INPUT MATERIAL:

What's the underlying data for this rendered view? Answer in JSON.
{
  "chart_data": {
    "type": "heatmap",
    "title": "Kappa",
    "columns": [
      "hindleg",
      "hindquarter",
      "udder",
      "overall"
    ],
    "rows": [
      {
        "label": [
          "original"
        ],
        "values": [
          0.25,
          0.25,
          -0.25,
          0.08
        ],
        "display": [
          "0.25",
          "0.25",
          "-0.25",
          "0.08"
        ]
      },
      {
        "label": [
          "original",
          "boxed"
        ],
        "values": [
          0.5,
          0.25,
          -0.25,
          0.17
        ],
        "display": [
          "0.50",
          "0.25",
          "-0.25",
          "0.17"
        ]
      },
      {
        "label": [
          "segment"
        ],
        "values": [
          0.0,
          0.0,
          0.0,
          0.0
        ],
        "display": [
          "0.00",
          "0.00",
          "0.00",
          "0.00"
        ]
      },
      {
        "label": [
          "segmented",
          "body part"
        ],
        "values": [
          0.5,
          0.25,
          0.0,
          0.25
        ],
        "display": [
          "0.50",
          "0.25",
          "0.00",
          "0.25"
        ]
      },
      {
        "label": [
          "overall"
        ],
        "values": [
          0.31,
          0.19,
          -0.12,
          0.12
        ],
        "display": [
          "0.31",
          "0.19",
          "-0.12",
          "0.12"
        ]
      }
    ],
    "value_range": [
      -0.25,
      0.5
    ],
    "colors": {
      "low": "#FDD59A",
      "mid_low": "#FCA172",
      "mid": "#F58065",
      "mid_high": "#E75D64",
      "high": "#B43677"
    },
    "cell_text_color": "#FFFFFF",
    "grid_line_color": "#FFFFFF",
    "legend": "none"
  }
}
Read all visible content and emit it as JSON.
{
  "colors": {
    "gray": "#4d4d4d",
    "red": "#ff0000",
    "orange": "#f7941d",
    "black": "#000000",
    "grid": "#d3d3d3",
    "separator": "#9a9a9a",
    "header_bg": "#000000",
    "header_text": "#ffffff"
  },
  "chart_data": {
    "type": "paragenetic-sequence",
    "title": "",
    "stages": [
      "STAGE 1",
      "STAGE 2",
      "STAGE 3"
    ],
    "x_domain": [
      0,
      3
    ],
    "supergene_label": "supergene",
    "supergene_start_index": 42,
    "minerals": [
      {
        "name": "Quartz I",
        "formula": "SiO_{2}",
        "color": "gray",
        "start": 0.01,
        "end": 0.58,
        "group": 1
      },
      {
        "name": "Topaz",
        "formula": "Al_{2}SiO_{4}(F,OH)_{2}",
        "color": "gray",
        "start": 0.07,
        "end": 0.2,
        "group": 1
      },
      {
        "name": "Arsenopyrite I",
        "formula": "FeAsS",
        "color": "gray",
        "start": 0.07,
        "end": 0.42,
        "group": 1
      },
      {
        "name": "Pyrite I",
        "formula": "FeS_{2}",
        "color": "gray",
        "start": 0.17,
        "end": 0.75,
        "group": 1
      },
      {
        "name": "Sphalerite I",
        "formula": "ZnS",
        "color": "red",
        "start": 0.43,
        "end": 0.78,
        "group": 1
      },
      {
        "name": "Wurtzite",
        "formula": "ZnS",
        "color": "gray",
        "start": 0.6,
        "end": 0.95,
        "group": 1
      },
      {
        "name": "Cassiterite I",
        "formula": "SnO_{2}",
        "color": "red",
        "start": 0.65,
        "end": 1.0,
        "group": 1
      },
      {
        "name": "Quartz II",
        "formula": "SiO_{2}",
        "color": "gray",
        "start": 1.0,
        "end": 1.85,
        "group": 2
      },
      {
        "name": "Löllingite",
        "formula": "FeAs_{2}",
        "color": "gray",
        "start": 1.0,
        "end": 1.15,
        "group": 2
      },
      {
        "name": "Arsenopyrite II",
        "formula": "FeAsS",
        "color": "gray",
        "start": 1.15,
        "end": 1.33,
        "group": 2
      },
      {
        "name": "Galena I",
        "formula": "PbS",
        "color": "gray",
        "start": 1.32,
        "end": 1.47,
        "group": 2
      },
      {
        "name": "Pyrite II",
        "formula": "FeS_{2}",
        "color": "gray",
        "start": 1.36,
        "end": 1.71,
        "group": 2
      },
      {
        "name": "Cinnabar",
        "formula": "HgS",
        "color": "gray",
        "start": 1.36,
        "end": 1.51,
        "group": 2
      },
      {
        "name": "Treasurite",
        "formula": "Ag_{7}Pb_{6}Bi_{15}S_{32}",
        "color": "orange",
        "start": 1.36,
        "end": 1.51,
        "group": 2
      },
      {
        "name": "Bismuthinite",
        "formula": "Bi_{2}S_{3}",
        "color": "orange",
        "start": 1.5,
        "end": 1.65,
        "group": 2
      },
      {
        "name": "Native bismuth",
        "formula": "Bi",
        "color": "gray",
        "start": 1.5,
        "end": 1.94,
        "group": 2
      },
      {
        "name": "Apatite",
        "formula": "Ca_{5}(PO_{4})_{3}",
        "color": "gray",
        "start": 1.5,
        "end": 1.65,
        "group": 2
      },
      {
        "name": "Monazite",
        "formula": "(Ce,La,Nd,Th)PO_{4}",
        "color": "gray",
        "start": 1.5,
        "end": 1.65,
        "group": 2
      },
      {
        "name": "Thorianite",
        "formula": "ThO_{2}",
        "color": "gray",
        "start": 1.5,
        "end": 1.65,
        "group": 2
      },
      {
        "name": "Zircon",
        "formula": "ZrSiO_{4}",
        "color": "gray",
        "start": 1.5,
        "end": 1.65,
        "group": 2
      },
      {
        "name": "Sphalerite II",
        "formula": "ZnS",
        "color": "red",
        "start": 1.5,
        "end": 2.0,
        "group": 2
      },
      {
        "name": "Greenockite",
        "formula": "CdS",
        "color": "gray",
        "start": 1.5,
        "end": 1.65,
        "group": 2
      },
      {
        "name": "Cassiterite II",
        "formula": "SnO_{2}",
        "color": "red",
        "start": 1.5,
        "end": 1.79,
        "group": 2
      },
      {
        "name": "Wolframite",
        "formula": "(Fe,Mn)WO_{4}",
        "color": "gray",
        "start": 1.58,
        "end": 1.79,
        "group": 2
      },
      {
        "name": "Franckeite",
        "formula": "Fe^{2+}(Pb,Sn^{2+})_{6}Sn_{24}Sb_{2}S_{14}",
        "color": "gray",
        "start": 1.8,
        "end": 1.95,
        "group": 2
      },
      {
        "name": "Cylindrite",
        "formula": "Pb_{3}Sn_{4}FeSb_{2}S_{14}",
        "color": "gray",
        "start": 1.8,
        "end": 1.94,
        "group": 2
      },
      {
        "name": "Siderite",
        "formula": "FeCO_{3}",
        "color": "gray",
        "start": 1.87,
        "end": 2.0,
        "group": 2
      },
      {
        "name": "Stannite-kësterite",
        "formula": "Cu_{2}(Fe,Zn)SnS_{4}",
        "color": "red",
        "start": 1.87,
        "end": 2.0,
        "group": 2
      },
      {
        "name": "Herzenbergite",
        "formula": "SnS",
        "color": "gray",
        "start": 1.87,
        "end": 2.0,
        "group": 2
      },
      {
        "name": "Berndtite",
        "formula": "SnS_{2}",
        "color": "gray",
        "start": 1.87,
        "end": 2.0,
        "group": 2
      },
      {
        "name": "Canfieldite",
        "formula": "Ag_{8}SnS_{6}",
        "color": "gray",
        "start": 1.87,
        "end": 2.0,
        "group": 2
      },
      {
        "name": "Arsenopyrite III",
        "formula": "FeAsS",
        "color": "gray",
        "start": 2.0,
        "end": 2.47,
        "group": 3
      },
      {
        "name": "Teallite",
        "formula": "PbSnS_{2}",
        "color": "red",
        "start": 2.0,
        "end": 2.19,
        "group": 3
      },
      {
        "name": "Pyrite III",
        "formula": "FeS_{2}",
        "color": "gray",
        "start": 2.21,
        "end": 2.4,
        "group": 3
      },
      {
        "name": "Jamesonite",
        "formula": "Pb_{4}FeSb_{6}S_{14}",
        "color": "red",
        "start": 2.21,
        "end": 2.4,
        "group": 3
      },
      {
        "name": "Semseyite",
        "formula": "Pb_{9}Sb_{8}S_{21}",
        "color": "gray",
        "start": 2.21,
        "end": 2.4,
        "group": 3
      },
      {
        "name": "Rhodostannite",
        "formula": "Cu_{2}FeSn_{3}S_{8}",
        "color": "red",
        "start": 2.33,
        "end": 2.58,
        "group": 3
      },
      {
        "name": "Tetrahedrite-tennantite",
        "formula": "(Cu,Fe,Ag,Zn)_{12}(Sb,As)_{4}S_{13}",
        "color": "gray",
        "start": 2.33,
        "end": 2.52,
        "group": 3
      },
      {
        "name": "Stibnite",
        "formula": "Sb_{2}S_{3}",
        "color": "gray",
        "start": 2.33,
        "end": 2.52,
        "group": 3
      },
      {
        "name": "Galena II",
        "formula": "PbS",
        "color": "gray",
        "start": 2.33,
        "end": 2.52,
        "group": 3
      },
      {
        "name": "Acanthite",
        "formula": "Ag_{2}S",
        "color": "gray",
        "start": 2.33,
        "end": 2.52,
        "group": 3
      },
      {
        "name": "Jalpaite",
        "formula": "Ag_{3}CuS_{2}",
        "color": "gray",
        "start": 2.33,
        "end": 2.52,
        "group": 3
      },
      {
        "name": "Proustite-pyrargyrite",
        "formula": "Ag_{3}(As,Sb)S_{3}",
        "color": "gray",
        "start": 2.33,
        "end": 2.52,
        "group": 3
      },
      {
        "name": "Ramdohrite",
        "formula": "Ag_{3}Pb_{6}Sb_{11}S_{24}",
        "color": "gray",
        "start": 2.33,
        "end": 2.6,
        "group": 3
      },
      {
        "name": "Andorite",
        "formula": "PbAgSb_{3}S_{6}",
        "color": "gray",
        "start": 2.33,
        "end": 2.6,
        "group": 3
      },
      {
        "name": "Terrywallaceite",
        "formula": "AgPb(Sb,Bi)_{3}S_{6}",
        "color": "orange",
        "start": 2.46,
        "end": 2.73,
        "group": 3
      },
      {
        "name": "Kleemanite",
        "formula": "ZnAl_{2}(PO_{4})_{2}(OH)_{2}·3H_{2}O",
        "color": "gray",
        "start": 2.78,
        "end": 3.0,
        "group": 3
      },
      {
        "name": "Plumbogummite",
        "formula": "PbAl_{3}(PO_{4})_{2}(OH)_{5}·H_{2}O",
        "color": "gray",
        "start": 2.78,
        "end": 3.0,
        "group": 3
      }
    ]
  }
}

BRIEF: Pick out the lines that contain "type" and copy them.

TASK SOLUTION:
    "type": "heatmap",
    "type": "paragenetic-sequence",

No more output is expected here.